▶ _Dataset items_:
----
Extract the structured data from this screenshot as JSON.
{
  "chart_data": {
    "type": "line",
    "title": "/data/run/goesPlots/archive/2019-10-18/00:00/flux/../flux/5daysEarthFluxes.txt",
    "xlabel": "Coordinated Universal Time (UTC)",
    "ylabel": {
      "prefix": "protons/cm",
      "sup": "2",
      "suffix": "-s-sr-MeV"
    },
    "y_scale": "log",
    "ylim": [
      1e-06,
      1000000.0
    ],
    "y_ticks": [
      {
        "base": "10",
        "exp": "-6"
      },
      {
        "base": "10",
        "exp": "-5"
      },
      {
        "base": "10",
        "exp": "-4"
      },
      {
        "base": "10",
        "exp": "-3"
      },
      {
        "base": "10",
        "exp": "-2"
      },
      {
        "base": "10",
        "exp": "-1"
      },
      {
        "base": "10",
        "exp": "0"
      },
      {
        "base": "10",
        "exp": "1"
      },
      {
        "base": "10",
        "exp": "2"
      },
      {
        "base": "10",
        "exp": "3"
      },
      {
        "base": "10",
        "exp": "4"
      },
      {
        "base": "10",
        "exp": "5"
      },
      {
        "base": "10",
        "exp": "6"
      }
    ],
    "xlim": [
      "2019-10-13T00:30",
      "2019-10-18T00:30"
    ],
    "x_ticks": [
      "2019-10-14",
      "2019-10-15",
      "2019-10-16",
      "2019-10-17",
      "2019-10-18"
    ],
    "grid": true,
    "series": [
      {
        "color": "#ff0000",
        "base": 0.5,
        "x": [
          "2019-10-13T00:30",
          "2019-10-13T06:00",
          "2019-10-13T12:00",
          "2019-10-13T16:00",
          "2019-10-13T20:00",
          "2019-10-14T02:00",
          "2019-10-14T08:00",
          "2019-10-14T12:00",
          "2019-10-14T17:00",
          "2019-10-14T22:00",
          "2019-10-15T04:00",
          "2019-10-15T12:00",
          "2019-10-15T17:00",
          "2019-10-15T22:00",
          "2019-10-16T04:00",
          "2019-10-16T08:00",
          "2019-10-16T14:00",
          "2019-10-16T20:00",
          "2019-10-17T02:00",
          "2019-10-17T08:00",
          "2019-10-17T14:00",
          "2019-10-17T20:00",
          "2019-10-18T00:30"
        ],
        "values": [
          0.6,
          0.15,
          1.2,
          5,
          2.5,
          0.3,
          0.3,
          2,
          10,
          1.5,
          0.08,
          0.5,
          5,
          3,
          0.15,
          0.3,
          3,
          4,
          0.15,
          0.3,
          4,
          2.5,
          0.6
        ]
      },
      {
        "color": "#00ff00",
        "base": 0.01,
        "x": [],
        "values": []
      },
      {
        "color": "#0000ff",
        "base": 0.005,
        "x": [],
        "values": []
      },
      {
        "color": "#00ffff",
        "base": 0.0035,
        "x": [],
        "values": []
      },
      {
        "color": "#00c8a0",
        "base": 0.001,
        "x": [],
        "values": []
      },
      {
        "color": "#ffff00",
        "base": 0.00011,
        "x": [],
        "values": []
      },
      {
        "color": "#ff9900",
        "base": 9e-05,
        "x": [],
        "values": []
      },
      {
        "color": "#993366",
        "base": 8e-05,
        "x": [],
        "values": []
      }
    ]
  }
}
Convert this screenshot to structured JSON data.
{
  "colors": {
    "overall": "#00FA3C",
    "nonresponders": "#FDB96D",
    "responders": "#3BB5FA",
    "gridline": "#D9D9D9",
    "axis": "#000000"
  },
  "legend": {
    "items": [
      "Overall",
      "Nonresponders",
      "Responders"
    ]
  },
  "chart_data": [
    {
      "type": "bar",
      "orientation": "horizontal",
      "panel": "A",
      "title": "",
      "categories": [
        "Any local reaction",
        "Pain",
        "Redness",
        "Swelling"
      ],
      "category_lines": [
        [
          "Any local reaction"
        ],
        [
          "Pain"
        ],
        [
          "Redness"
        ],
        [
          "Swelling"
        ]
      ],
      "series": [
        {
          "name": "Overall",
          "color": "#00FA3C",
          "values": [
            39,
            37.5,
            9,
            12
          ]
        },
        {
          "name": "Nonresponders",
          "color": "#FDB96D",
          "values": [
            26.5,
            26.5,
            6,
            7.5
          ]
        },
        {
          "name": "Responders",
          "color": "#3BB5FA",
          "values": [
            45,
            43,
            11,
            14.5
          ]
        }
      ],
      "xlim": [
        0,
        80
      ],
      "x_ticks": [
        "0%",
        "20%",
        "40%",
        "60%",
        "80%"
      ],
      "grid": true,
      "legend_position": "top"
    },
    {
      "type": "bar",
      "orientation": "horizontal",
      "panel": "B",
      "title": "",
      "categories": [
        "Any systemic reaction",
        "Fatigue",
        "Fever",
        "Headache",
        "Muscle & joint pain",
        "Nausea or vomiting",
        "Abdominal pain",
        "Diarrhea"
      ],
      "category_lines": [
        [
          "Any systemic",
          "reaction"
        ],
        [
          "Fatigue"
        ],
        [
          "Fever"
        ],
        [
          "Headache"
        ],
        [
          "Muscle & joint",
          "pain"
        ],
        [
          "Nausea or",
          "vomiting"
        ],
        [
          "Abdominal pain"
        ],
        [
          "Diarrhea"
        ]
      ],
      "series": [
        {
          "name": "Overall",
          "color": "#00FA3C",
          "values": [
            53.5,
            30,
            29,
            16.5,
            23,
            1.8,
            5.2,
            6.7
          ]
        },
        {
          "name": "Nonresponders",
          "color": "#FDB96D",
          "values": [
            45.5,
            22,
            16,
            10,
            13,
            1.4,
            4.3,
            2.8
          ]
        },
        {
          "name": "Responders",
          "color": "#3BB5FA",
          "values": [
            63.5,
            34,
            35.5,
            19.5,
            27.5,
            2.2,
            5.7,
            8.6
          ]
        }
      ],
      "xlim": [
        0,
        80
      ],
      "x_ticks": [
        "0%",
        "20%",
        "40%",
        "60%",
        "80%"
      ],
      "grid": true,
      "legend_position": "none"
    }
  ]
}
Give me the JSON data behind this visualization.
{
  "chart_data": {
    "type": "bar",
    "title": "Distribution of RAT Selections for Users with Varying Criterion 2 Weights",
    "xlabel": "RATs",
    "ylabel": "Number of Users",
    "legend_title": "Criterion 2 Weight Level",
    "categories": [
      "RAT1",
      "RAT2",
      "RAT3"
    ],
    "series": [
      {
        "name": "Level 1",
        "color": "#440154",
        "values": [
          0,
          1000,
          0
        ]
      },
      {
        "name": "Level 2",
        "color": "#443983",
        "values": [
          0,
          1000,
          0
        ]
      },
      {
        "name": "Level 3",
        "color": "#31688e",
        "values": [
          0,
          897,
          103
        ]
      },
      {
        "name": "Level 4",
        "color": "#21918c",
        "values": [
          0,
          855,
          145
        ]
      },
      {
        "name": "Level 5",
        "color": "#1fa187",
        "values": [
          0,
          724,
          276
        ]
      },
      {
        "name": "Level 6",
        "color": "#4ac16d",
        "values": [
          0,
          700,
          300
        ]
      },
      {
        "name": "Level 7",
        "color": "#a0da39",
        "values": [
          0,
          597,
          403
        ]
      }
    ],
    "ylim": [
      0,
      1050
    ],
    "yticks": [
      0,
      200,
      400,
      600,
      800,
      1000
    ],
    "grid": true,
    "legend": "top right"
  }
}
----
▶ _Goal_: Nothing should be left out: repeat all of the data exactly.

▶ _Final answer_:
Extract the structured data from this screenshot as JSON.
{
  "chart_data": {
    "type": "line",
    "title": "/data/run/goesPlots/archive/2019-10-18/00:00/flux/../flux/5daysEarthFluxes.txt",
    "xlabel": "Coordinated Universal Time (UTC)",
    "ylabel": {
      "prefix": "protons/cm",
      "sup": "2",
      "suffix": "-s-sr-MeV"
    },
    "y_scale": "log",
    "ylim": [
      1e-06,
      1000000.0
    ],
    "y_ticks": [
      {
        "base": "10",
        "exp": "-6"
      },
      {
        "base": "10",
        "exp": "-5"
      },
      {
        "base": "10",
        "exp": "-4"
      },
      {
        "base": "10",
        "exp": "-3"
      },
      {
        "base": "10",
        "exp": "-2"
      },
      {
        "base": "10",
        "exp": "-1"
      },
      {
        "base": "10",
        "exp": "0"
      },
      {
        "base": "10",
        "exp": "1"
      },
      {
        "base": "10",
        "exp": "2"
      },
      {
        "base": "10",
        "exp": "3"
      },
      {
        "base": "10",
        "exp": "4"
      },
      {
        "base": "10",
        "exp": "5"
      },
      {
        "base": "10",
        "exp": "6"
      }
    ],
    "xlim": [
      "2019-10-13T00:30",
      "2019-10-18T00:30"
    ],
    "x_ticks": [
      "2019-10-14",
      "2019-10-15",
      "2019-10-16",
      "2019-10-17",
      "2019-10-18"
    ],
    "grid": true,
    "series": [
      {
        "color": "#ff0000",
        "base": 0.5,
        "x": [
          "2019-10-13T00:30",
          "2019-10-13T06:00",
          "2019-10-13T12:00",
          "2019-10-13T16:00",
          "2019-10-13T20:00",
          "2019-10-14T02:00",
          "2019-10-14T08:00",
          "2019-10-14T12:00",
          "2019-10-14T17:00",
          "2019-10-14T22:00",
          "2019-10-15T04:00",
          "2019-10-15T12:00",
          "2019-10-15T17:00",
          "2019-10-15T22:00",
          "2019-10-16T04:00",
          "2019-10-16T08:00",
          "2019-10-16T14:00",
          "2019-10-16T20:00",
          "2019-10-17T02:00",
          "2019-10-17T08:00",
          "2019-10-17T14:00",
          "2019-10-17T20:00",
          "2019-10-18T00:30"
        ],
        "values": [
          0.6,
          0.15,
          1.2,
          5,
          2.5,
          0.3,
          0.3,
          2,
          10,
          1.5,
          0.08,
          0.5,
          5,
          3,
          0.15,
          0.3,
          3,
          4,
          0.15,
          0.3,
          4,
          2.5,
          0.6
        ]
      },
      {
        "color": "#00ff00",
        "base": 0.01,
        "x": [],
        "values": []
      },
      {
        "color": "#0000ff",
        "base": 0.005,
        "x": [],
        "values": []
      },
      {
        "color": "#00ffff",
        "base": 0.0035,
        "x": [],
        "values": []
      },
      {
        "color": "#00c8a0",
        "base": 0.001,
        "x": [],
        "values": []
      },
      {
        "color": "#ffff00",
        "base": 0.00011,
        "x": [],
        "values": []
      },
      {
        "color": "#ff9900",
        "base": 9e-05,
        "x": [],
        "values": []
      },
      {
        "color": "#993366",
        "base": 8e-05,
        "x": [],
        "values": []
      }
    ]
  }
}
Convert this screenshot to structured JSON data.
{
  "colors": {
    "overall": "#00FA3C",
    "nonresponders": "#FDB96D",
    "responders": "#3BB5FA",
    "gridline": "#D9D9D9",
    "axis": "#000000"
  },
  "legend": {
    "items": [
      "Overall",
      "Nonresponders",
      "Responders"
    ]
  },
  "chart_data": [
    {
      "type": "bar",
      "orientation": "horizontal",
      "panel": "A",
      "title": "",
      "categories": [
        "Any local reaction",
        "Pain",
        "Redness",
        "Swelling"
      ],
      "category_lines": [
        [
          "Any local reaction"
        ],
        [
          "Pain"
        ],
        [
          "Redness"
        ],
        [
          "Swelling"
        ]
      ],
      "series": [
        {
          "name": "Overall",
          "color": "#00FA3C",
          "values": [
            39,
            37.5,
            9,
            12
          ]
        },
        {
          "name": "Nonresponders",
          "color": "#FDB96D",
          "values": [
            26.5,
            26.5,
            6,
            7.5
          ]
        },
        {
          "name": "Responders",
          "color": "#3BB5FA",
          "values": [
            45,
            43,
            11,
            14.5
          ]
        }
      ],
      "xlim": [
        0,
        80
      ],
      "x_ticks": [
        "0%",
        "20%",
        "40%",
        "60%",
        "80%"
      ],
      "grid": true,
      "legend_position": "top"
    },
    {
      "type": "bar",
      "orientation": "horizontal",
      "panel": "B",
      "title": "",
      "categories": [
        "Any systemic reaction",
        "Fatigue",
        "Fever",
        "Headache",
        "Muscle & joint pain",
        "Nausea or vomiting",
        "Abdominal pain",
        "Diarrhea"
      ],
      "category_lines": [
        [
          "Any systemic",
          "reaction"
        ],
        [
          "Fatigue"
        ],
        [
          "Fever"
        ],
        [
          "Headache"
        ],
        [
          "Muscle & joint",
          "pain"
        ],
        [
          "Nausea or",
          "vomiting"
        ],
        [
          "Abdominal pain"
        ],
        [
          "Diarrhea"
        ]
      ],
      "series": [
        {
          "name": "Overall",
          "color": "#00FA3C",
          "values": [
            53.5,
            30,
            29,
            16.5,
            23,
            1.8,
            5.2,
            6.7
          ]
        },
        {
          "name": "Nonresponders",
          "color": "#FDB96D",
          "values": [
            45.5,
            22,
            16,
            10,
            13,
            1.4,
            4.3,
            2.8
          ]
        },
        {
          "name": "Responders",
          "color": "#3BB5FA",
          "values": [
            63.5,
            34,
            35.5,
            19.5,
            27.5,
            2.2,
            5.7,
            8.6
          ]
        }
      ],
      "xlim": [
        0,
        80
      ],
      "x_ticks": [
        "0%",
        "20%",
        "40%",
        "60%",
        "80%"
      ],
      "grid": true,
      "legend_position": "none"
    }
  ]
}
Give me the JSON data behind this visualization.
{
  "chart_data": {
    "type": "bar",
    "title": "Distribution of RAT Selections for Users with Varying Criterion 2 Weights",
    "xlabel": "RATs",
    "ylabel": "Number of Users",
    "legend_title": "Criterion 2 Weight Level",
    "categories": [
      "RAT1",
      "RAT2",
      "RAT3"
    ],
    "series": [
      {
        "name": "Level 1",
        "color": "#440154",
        "values": [
          0,
          1000,
          0
        ]
      },
      {
        "name": "Level 2",
        "color": "#443983",
        "values": [
          0,
          1000,
          0
        ]
      },
      {
        "name": "Level 3",
        "color": "#31688e",
        "values": [
          0,
          897,
          103
        ]
      },
      {
        "name": "Level 4",
        "color": "#21918c",
        "values": [
          0,
          855,
          145
        ]
      },
      {
        "name": "Level 5",
        "color": "#1fa187",
        "values": [
          0,
          724,
          276
        ]
      },
      {
        "name": "Level 6",
        "color": "#4ac16d",
        "values": [
          0,
          700,
          300
        ]
      },
      {
        "name": "Level 7",
        "color": "#a0da39",
        "values": [
          0,
          597,
          403
        ]
      }
    ],
    "ylim": [
      0,
      1050
    ],
    "yticks": [
      0,
      200,
      400,
      600,
      800,
      1000
    ],
    "grid": true,
    "legend": "top right"
  }
}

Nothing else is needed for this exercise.